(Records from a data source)

^^^^^^^^^^^^^^^^

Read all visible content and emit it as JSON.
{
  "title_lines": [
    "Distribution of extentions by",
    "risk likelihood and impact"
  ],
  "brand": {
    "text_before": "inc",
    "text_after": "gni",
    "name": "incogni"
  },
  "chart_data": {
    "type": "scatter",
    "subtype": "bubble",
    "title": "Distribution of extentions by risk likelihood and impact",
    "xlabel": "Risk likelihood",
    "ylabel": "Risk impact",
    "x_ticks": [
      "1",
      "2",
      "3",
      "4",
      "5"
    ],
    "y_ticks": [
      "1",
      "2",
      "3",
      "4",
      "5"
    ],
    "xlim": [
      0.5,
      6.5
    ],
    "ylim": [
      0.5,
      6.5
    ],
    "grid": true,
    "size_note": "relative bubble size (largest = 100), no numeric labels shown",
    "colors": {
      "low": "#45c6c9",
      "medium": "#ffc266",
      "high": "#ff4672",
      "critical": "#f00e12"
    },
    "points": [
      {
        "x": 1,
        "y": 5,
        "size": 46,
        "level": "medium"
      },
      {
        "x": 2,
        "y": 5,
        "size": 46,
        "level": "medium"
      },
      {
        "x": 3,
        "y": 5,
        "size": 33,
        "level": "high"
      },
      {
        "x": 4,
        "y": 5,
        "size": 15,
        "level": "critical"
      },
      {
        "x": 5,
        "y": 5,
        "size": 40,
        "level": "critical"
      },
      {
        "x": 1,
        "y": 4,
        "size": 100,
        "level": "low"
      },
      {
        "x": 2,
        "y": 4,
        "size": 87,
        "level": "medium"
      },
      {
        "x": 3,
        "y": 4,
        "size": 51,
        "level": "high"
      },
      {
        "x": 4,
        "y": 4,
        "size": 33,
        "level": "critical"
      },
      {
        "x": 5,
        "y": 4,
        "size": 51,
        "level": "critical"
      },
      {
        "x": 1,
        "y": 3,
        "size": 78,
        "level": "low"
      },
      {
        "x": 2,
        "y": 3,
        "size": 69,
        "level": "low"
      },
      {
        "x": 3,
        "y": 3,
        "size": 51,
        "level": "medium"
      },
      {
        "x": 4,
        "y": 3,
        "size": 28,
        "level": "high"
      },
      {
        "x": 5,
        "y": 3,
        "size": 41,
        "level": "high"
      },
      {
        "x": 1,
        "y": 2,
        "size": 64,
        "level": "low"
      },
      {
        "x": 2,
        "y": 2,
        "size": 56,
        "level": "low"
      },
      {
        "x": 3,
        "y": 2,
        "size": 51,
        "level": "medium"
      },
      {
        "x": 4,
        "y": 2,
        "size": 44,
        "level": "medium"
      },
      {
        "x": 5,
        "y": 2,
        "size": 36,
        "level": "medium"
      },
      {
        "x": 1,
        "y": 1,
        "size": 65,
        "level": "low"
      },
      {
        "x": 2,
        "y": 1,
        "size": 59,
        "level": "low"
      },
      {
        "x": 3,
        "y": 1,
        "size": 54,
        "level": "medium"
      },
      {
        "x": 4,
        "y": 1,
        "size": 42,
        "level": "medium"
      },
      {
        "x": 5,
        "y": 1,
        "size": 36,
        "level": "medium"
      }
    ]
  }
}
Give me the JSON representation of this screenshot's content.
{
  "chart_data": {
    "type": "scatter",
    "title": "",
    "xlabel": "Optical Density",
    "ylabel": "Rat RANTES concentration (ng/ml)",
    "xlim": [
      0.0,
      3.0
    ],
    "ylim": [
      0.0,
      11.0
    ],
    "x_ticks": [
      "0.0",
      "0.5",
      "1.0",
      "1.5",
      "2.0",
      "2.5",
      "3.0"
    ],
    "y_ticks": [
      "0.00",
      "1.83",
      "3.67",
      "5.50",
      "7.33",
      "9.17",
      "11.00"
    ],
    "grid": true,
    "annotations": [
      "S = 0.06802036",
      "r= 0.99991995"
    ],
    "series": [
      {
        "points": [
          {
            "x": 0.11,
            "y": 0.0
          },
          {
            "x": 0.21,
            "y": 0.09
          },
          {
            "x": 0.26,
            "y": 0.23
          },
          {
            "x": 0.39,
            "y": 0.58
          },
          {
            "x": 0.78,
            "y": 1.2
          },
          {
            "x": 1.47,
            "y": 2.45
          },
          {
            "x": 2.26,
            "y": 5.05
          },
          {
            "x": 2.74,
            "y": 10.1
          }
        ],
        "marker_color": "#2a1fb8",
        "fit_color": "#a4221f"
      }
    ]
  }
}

^^^^^^^^^^^^^^^^

PROBLEM DESCRIPTION
Retype all of the material above with every character intact.

ANSWER TO THIS EXERCISE
Read all visible content and emit it as JSON.
{
  "title_lines": [
    "Distribution of extentions by",
    "risk likelihood and impact"
  ],
  "brand": {
    "text_before": "inc",
    "text_after": "gni",
    "name": "incogni"
  },
  "chart_data": {
    "type": "scatter",
    "subtype": "bubble",
    "title": "Distribution of extentions by risk likelihood and impact",
    "xlabel": "Risk likelihood",
    "ylabel": "Risk impact",
    "x_ticks": [
      "1",
      "2",
      "3",
      "4",
      "5"
    ],
    "y_ticks": [
      "1",
      "2",
      "3",
      "4",
      "5"
    ],
    "xlim": [
      0.5,
      6.5
    ],
    "ylim": [
      0.5,
      6.5
    ],
    "grid": true,
    "size_note": "relative bubble size (largest = 100), no numeric labels shown",
    "colors": {
      "low": "#45c6c9",
      "medium": "#ffc266",
      "high": "#ff4672",
      "critical": "#f00e12"
    },
    "points": [
      {
        "x": 1,
        "y": 5,
        "size": 46,
        "level": "medium"
      },
      {
        "x": 2,
        "y": 5,
        "size": 46,
        "level": "medium"
      },
      {
        "x": 3,
        "y": 5,
        "size": 33,
        "level": "high"
      },
      {
        "x": 4,
        "y": 5,
        "size": 15,
        "level": "critical"
      },
      {
        "x": 5,
        "y": 5,
        "size": 40,
        "level": "critical"
      },
      {
        "x": 1,
        "y": 4,
        "size": 100,
        "level": "low"
      },
      {
        "x": 2,
        "y": 4,
        "size": 87,
        "level": "medium"
      },
      {
        "x": 3,
        "y": 4,
        "size": 51,
        "level": "high"
      },
      {
        "x": 4,
        "y": 4,
        "size": 33,
        "level": "critical"
      },
      {
        "x": 5,
        "y": 4,
        "size": 51,
        "level": "critical"
      },
      {
        "x": 1,
        "y": 3,
        "size": 78,
        "level": "low"
      },
      {
        "x": 2,
        "y": 3,
        "size": 69,
        "level": "low"
      },
      {
        "x": 3,
        "y": 3,
        "size": 51,
        "level": "medium"
      },
      {
        "x": 4,
        "y": 3,
        "size": 28,
        "level": "high"
      },
      {
        "x": 5,
        "y": 3,
        "size": 41,
        "level": "high"
      },
      {
        "x": 1,
        "y": 2,
        "size": 64,
        "level": "low"
      },
      {
        "x": 2,
        "y": 2,
        "size": 56,
        "level": "low"
      },
      {
        "x": 3,
        "y": 2,
        "size": 51,
        "level": "medium"
      },
      {
        "x": 4,
        "y": 2,
        "size": 44,
        "level": "medium"
      },
      {
        "x": 5,
        "y": 2,
        "size": 36,
        "level": "medium"
      },
      {
        "x": 1,
        "y": 1,
        "size": 65,
        "level": "low"
      },
      {
        "x": 2,
        "y": 1,
        "size": 59,
        "level": "low"
      },
      {
        "x": 3,
        "y": 1,
        "size": 54,
        "level": "medium"
      },
      {
        "x": 4,
        "y": 1,
        "size": 42,
        "level": "medium"
      },
      {
        "x": 5,
        "y": 1,
        "size": 36,
        "level": "medium"
      }
    ]
  }
}
Give me the JSON representation of this screenshot's content.
{
  "chart_data": {
    "type": "scatter",
    "title": "",
    "xlabel": "Optical Density",
    "ylabel": "Rat RANTES concentration (ng/ml)",
    "xlim": [
      0.0,
      3.0
    ],
    "ylim": [
      0.0,
      11.0
    ],
    "x_ticks": [
      "0.0",
      "0.5",
      "1.0",
      "1.5",
      "2.0",
      "2.5",
      "3.0"
    ],
    "y_ticks": [
      "0.00",
      "1.83",
      "3.67",
      "5.50",
      "7.33",
      "9.17",
      "11.00"
    ],
    "grid": true,
    "annotations": [
      "S = 0.06802036",
      "r= 0.99991995"
    ],
    "series": [
      {
        "points": [
          {
            "x": 0.11,
            "y": 0.0
          },
          {
            "x": 0.21,
            "y": 0.09
          },
          {
            "x": 0.26,
            "y": 0.23
          },
          {
            "x": 0.39,
            "y": 0.58
          },
          {
            "x": 0.78,
            "y": 1.2
          },
          {
            "x": 1.47,
            "y": 2.45
          },
          {
            "x": 2.26,
            "y": 5.05
          },
          {
            "x": 2.74,
            "y": 10.1
          }
        ],
        "marker_color": "#2a1fb8",
        "fit_color": "#a4221f"
      }
    ]
  }
}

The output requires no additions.